━━ Records

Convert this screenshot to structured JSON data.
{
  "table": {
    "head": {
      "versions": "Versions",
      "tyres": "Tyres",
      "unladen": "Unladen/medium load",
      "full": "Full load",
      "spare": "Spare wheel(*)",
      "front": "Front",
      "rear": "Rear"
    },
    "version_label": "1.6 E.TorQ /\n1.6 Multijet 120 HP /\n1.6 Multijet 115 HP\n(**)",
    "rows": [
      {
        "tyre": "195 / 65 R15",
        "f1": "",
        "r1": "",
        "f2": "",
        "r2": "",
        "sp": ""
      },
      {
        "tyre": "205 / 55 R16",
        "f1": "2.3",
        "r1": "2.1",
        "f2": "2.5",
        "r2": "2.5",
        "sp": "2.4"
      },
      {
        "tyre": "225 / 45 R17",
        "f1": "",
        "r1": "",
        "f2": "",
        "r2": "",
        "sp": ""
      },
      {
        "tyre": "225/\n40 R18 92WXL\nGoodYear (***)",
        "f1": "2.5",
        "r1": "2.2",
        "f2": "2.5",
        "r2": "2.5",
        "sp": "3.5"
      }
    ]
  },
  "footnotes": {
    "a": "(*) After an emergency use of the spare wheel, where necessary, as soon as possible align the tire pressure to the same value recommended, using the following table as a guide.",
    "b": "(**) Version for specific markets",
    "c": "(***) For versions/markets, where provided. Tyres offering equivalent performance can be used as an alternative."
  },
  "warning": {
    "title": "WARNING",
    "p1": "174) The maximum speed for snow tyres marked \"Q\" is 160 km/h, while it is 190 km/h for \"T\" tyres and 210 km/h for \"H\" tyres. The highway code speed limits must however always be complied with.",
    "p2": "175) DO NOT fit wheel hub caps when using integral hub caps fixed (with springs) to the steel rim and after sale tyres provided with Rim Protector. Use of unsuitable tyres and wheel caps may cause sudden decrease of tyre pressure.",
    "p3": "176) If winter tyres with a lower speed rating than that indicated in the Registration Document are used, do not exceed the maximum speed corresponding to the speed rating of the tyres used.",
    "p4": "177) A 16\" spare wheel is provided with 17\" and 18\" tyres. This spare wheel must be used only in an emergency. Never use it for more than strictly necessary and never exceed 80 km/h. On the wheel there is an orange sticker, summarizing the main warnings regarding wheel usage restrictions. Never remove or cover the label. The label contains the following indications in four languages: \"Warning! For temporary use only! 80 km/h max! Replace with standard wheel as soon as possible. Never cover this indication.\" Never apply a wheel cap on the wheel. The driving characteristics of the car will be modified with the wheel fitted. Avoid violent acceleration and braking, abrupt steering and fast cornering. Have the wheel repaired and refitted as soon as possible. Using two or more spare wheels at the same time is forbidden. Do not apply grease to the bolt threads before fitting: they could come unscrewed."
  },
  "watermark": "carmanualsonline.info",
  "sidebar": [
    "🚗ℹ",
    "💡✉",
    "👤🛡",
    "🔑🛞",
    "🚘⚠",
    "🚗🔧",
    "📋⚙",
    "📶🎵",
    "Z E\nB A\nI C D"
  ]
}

━━━━

_What the task asks_. Which lines hold the word "versions"? Copy every one of them.

_Result of this exercise_.
      "versions": "Versions",
    "c": "(***) For versions/markets, where provided. Tyres offering equivalent performance can be used as an alternative."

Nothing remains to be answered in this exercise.